**Given instruction**
Gather every line that includes the word "CONSTRUTORA", please.

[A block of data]

########################################

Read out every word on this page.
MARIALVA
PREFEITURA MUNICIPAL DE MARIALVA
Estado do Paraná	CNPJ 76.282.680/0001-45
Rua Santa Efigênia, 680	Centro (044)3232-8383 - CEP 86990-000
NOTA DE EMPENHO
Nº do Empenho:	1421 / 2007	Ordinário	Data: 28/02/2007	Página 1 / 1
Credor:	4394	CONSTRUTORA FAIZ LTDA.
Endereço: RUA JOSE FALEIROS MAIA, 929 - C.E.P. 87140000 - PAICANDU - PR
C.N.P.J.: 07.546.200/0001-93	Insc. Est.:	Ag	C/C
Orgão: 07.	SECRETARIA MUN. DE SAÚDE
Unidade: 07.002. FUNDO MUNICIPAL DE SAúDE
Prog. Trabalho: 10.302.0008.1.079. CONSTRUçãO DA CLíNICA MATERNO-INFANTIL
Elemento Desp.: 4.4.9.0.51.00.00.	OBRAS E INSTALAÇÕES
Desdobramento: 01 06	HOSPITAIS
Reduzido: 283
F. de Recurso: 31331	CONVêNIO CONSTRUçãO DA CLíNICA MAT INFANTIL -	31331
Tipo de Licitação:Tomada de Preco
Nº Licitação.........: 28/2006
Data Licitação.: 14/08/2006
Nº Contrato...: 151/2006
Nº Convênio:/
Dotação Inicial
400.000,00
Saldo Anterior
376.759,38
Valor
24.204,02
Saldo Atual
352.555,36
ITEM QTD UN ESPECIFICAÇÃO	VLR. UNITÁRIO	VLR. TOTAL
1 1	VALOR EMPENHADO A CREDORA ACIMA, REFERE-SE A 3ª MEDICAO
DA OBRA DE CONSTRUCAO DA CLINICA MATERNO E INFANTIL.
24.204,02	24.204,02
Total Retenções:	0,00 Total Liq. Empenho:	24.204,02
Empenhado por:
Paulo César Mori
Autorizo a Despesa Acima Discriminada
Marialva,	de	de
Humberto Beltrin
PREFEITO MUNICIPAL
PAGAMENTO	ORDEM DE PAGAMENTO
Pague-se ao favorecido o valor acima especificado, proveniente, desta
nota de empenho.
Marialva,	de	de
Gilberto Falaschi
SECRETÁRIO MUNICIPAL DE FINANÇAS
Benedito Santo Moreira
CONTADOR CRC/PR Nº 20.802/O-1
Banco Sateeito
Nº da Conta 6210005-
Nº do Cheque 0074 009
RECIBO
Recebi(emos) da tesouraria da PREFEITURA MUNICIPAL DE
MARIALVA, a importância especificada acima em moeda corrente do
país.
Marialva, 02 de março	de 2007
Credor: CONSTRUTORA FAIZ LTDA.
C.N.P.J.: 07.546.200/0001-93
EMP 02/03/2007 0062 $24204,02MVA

########################################

**Correct result**
Credor:	4394	CONSTRUTORA FAIZ LTDA.
Credor: CONSTRUTORA FAIZ LTDA.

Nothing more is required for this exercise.